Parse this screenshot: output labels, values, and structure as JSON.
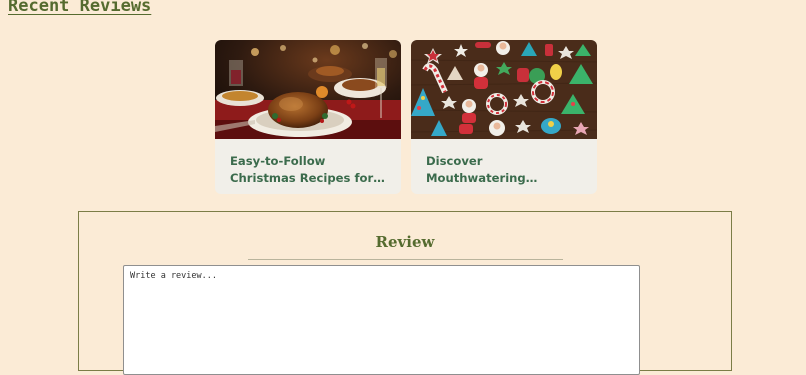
{
  "recent_reviews": {
    "title": "Recent Reviews",
    "cards": [
      {
        "title": "Easy-to-Follow Christmas Recipes for a...",
        "image": "christmas-dinner-photo"
      },
      {
        "title": "Discover Mouthwatering Christmas Treats on...",
        "image": "christmas-cookies-photo"
      }
    ]
  },
  "review_form": {
    "heading": "Review",
    "placeholder": "Write a review..."
  },
  "colors": {
    "page_background": "#fbebd6",
    "accent_olive": "#556b2f",
    "card_background": "#f1efe9",
    "card_title": "#3b6b4c"
  }
}
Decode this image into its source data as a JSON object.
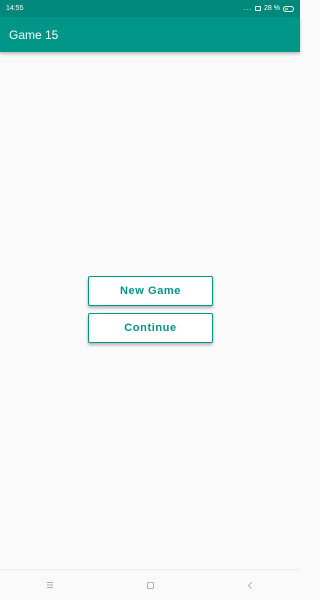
{
  "status_bar": {
    "time": "14:55",
    "signal_dots": "...",
    "battery_percent": "28 %",
    "icons": [
      "sim-icon",
      "battery-icon"
    ]
  },
  "app_bar": {
    "title": "Game 15",
    "color": "#009688"
  },
  "main": {
    "new_game_label": "New Game",
    "continue_label": "Continue"
  },
  "nav_bar": {
    "icons": [
      "menu-icon",
      "home-icon",
      "back-icon"
    ]
  }
}
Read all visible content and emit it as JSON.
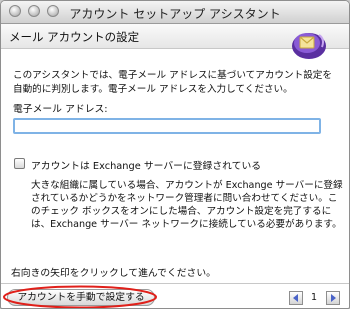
{
  "window": {
    "title": "アカウント セットアップ アシスタント",
    "header": "メール アカウントの設定"
  },
  "intro_text": "このアシスタントでは、電子メール アドレスに基づいてアカウント設定を自動的に判別します。電子メール アドレスを入力してください。",
  "email": {
    "label": "電子メール アドレス:",
    "value": ""
  },
  "exchange": {
    "checkbox_label": "アカウントは Exchange サーバーに登録されている",
    "checked": false,
    "description": "大きな組織に属している場合、アカウントが Exchange サーバーに登録されているかどうかをネットワーク管理者に問い合わせてください。このチェック ボックスをオンにした場合、アカウント設定を完了するには、Exchange サーバー ネットワークに接続している必要があります。"
  },
  "hint": "右向きの矢印をクリックして進んでください。",
  "footer": {
    "manual_button": "アカウントを手動で設定する",
    "page_number": "1"
  },
  "icons": {
    "logo": "entourage-logo-icon",
    "prev": "arrow-left-icon",
    "next": "arrow-right-icon"
  },
  "colors": {
    "accent": "#6a3fb0",
    "focus_ring": "#7fb3e6",
    "highlight_oval": "#e0201a",
    "arrow": "#4a63c8"
  }
}
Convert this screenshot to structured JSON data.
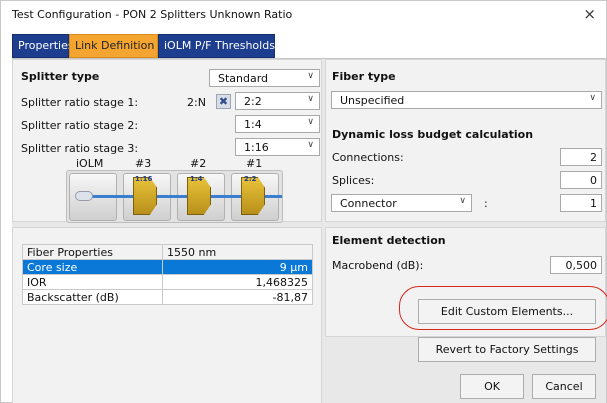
{
  "window": {
    "title": "Test Configuration - PON 2 Splitters Unknown Ratio",
    "close_glyph": "×"
  },
  "tabs": [
    {
      "label": "Properties",
      "active": false
    },
    {
      "label": "Link Definition",
      "active": true
    },
    {
      "label": "iOLM P/F Thresholds",
      "active": false
    }
  ],
  "splitter": {
    "header": "Splitter type",
    "type_value": "Standard",
    "stage1_label": "Splitter ratio stage 1:",
    "stage1_prefix": "2:N",
    "stage1_value": "2:2",
    "stage2_label": "Splitter ratio stage 2:",
    "stage2_value": "1:4",
    "stage3_label": "Splitter ratio stage 3:",
    "stage3_value": "1:16",
    "remove_icon": "close-x-icon"
  },
  "diagram": {
    "labels": [
      "iOLM",
      "#3",
      "#2",
      "#1"
    ],
    "splitter_labels": [
      "1:16",
      "1:4",
      "2:2"
    ],
    "fiber_color": "#3a7fcf",
    "splitter_color": "#d4aa2a"
  },
  "fiber_properties": {
    "headers": [
      "Fiber Properties",
      "1550 nm"
    ],
    "rows": [
      {
        "name": "Core size",
        "value": "9 µm",
        "selected": true
      },
      {
        "name": "IOR",
        "value": "1,468325",
        "selected": false
      },
      {
        "name": "Backscatter (dB)",
        "value": "-81,87",
        "selected": false
      }
    ]
  },
  "fiber_type": {
    "header": "Fiber type",
    "value": "Unspecified"
  },
  "loss_budget": {
    "header": "Dynamic loss budget calculation",
    "connections_label": "Connections:",
    "connections_value": "2",
    "splices_label": "Splices:",
    "splices_value": "0",
    "element_value": "Connector",
    "element_colon": ":",
    "element_count": "1"
  },
  "element_detection": {
    "header": "Element detection",
    "macrobend_label": "Macrobend (dB):",
    "macrobend_value": "0,500"
  },
  "buttons": {
    "edit_custom": "Edit Custom Elements...",
    "revert": "Revert to Factory Settings",
    "ok": "OK",
    "cancel": "Cancel"
  },
  "colors": {
    "tab_active": "#f4a531",
    "tab_inactive": "#1d3d8f",
    "selection": "#0a78d6",
    "highlight_oval": "#d9261c"
  }
}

################

Goal
Say how many lines of the data hold the string "screenshot". Reply with the number alone.

Expected answer
2